> **Set exercise**
Can you render the lines below as a JSON list of strings, one string per line, with blank lines skipped and the picture left out?

######

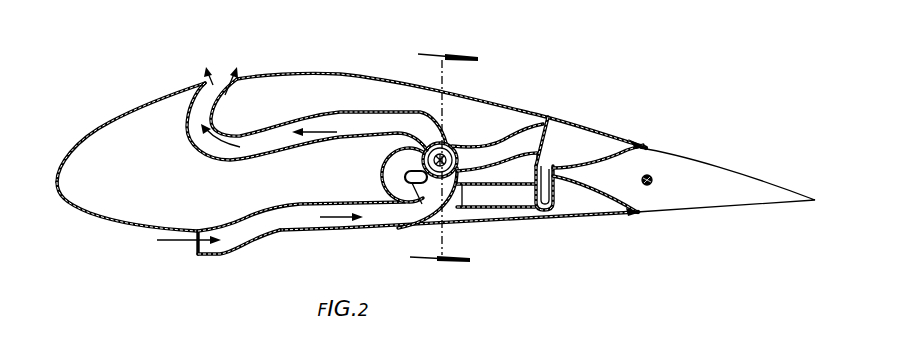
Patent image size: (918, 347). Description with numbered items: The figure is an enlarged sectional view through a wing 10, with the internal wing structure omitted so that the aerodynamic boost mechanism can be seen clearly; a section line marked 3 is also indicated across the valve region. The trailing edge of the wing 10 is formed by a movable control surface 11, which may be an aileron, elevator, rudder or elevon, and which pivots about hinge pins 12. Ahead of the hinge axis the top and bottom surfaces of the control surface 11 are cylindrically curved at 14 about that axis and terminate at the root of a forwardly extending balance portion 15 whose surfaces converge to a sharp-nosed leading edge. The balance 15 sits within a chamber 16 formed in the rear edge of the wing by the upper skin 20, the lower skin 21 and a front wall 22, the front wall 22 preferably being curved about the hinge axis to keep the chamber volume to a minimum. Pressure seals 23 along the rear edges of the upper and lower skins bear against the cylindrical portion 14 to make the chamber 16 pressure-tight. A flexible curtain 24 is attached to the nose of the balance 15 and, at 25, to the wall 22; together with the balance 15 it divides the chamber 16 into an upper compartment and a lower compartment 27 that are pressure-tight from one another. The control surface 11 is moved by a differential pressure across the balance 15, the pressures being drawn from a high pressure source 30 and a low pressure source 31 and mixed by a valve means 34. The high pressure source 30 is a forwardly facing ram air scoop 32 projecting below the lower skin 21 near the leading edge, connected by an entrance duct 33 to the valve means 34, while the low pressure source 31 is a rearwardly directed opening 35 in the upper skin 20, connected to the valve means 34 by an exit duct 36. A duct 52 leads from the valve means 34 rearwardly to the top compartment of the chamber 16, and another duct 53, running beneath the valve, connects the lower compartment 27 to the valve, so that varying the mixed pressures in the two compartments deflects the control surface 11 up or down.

The wing 10 is at (307, 70).
The control surface 11 is at (748, 182).
The hinge pins 12 is at (655, 180).
The cylindrically curved portion 14 is at (632, 140).
The balance portion 15 is at (574, 172).
The chamber 16 is at (572, 133).
The upper skin 20 is at (507, 108).
The lower skin 21 is at (506, 228).
The front wall 22 is at (538, 156).
The pressure seals 23 is at (648, 148).
The flexible curtain 24 is at (540, 218).
The attachment point of curtain to wall 25 is at (535, 168).
The lower compartment 27 is at (594, 186).
The high pressure source 30 is at (189, 252).
The low pressure source 31 is at (210, 70).
The ram air scoop 32 is at (217, 256).
The entrance duct 33 is at (350, 201).
The valve means 34 is at (397, 145).
The rearwardly directed opening 35 is at (240, 74).
The exit duct 36 is at (270, 140).
The duct to top compartment 52 is at (506, 138).
The duct to bottom compartment 53 is at (481, 208).
The section line 3- 3 is at (444, 158).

######

> **Answer for this exercise**
[
  "Patent image size: (918, 347). Description with numbered items: The figure is an enlarged sectional view through a wing 10, with the internal wing structure omitted so that the aerodynamic boost mechanism can be seen clearly; a section line marked 3 is also indicated across the valve region. The trailing edge of the wing 10 is formed by a movable control surface 11, which may be an aileron, elevator, rudder or elevon, and which pivots about hinge pins 12. Ahead of the hinge axis the top and bottom surfaces of the control surface 11 are cylindrically curved at 14 about that axis and terminate at the root of a forwardly extending balance portion 15 whose surfaces converge to a sharp-nosed leading edge. The balance 15 sits within a chamber 16 formed in the rear edge of the wing by the upper skin 20, the lower skin 21 and a front wall 22, the front wall 22 preferably being curved about the hinge axis to keep the chamber volume to a minimum. Pressure seals 23 along the rear edges of the upper and lower skins bear against the cylindrical portion 14 to make the chamber 16 pressure-tight. A flexible curtain 24 is attached to the nose of the balance 15 and, at 25, to the wall 22; together with the balance 15 it divides the chamber 16 into an upper compartment and a lower compartment 27 that are pressure-tight from one another. The control surface 11 is moved by a differential pressure across the balance 15, the pressures being drawn from a high pressure source 30 and a low pressure source 31 and mixed by a valve means 34. The high pressure source 30 is a forwardly facing ram air scoop 32 projecting below the lower skin 21 near the leading edge, connected by an entrance duct 33 to the valve means 34, while the low pressure source 31 is a rearwardly directed opening 35 in the upper skin 20, connected to the valve means 34 by an exit duct 36. A duct 52 leads from the valve means 34 rearwardly to the top compartment of the chamber 16, and another duct 53, running beneath the valve, connects the lower compartment 27 to the valve, so that varying the mixed pressures in the two compartments deflects the control surface 11 up or down.",
  "The wing 10 is at (307, 70).",
  "The control surface 11 is at (748, 182).",
  "The hinge pins 12 is at (655, 180).",
  "The cylindrically curved portion 14 is at (632, 140).",
  "The balance portion 15 is at (574, 172).",
  "The chamber 16 is at (572, 133).",
  "The upper skin 20 is at (507, 108).",
  "The lower skin 21 is at (506, 228).",
  "The front wall 22 is at (538, 156).",
  "The pressure seals 23 is at (648, 148).",
  "The flexible curtain 24 is at (540, 218).",
  "The attachment point of curtain to wall 25 is at (535, 168).",
  "The lower compartment 27 is at (594, 186).",
  "The high pressure source 30 is at (189, 252).",
  "The low pressure source 31 is at (210, 70).",
  "The ram air scoop 32 is at (217, 256).",
  "The entrance duct 33 is at (350, 201).",
  "The valve means 34 is at (397, 145).",
  "The rearwardly directed opening 35 is at (240, 74).",
  "The exit duct 36 is at (270, 140).",
  "The duct to top compartment 52 is at (506, 138).",
  "The duct to bottom compartment 53 is at (481, 208).",
  "The section line 3- 3 is at (444, 158)."
]